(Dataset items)

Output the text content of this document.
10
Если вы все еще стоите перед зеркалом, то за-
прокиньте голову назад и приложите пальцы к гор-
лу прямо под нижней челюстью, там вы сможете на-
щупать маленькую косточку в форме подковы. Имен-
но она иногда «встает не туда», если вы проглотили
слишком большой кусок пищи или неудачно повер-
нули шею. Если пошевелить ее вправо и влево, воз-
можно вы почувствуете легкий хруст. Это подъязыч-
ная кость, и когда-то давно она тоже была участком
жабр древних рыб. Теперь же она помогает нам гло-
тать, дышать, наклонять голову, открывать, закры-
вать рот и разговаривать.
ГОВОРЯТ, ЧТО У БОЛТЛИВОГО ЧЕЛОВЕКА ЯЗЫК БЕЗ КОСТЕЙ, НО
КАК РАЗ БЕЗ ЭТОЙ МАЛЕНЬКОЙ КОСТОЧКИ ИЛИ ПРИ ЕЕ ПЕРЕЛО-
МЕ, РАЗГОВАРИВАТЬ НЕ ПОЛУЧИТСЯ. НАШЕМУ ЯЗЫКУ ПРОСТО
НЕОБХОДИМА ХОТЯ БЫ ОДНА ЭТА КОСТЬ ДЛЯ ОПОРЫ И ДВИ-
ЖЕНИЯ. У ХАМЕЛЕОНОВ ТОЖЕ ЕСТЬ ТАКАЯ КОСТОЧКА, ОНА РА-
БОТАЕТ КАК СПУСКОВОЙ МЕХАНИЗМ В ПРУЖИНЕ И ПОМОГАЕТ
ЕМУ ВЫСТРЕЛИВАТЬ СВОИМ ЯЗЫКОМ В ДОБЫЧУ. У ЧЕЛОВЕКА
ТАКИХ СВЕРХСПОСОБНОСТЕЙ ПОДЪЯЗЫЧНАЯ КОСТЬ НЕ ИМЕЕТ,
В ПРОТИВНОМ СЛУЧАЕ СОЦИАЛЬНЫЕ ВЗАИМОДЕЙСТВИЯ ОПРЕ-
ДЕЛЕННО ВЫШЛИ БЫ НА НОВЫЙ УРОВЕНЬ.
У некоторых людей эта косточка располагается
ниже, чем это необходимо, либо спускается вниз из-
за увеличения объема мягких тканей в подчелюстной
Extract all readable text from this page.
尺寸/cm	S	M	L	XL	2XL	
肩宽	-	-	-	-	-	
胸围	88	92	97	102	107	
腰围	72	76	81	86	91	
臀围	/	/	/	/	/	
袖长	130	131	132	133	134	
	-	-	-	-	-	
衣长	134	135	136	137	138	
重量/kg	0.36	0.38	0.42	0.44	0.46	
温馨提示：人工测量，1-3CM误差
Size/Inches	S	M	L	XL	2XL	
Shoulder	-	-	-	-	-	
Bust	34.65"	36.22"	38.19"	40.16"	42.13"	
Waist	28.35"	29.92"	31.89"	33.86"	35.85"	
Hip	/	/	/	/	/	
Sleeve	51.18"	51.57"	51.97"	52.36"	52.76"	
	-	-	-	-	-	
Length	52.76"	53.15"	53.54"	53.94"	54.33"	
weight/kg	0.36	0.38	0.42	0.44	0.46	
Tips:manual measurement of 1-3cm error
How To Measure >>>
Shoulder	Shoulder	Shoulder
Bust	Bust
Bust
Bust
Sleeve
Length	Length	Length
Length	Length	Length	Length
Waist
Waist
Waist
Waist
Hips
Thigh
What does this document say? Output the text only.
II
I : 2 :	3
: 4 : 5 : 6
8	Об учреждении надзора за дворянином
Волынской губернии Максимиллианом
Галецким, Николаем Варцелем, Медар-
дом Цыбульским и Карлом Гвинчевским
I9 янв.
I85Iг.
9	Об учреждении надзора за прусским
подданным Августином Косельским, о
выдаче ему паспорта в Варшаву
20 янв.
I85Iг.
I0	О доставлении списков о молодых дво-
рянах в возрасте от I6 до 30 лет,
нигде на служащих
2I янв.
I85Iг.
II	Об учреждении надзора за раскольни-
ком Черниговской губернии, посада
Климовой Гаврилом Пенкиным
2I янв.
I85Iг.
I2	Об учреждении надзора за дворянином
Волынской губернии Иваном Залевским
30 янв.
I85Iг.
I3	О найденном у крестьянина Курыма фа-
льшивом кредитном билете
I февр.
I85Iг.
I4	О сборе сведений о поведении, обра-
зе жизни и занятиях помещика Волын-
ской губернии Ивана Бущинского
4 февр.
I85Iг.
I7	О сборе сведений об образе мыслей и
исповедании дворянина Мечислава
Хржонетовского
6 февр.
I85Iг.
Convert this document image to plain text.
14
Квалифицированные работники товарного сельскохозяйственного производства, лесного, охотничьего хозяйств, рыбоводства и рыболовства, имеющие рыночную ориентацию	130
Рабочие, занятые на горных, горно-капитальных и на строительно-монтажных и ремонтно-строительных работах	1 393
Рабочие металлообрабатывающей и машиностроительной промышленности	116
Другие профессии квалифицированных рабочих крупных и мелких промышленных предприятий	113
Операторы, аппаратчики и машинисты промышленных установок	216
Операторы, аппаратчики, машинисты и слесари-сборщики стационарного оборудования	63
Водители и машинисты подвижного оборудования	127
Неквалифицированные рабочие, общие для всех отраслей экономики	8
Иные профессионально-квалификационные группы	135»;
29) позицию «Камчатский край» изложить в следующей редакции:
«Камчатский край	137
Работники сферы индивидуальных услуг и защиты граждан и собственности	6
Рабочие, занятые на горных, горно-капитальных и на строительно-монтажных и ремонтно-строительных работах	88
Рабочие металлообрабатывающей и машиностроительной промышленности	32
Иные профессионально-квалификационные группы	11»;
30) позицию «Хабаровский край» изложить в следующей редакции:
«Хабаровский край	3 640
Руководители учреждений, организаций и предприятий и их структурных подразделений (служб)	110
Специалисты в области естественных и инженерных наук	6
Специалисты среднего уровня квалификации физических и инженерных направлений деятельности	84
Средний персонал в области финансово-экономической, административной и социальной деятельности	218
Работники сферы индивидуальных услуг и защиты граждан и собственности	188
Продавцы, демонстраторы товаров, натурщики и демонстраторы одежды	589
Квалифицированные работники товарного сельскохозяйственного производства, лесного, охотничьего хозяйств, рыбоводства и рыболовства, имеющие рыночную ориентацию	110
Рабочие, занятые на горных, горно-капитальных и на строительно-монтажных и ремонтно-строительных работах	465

— Problem requirements —
Copy each line above where the string "граждан" occurs.

— Written solution —
Работники сферы индивидуальных услуг и защиты граждан и собственности	6
Работники сферы индивидуальных услуг и защиты граждан и собственности	188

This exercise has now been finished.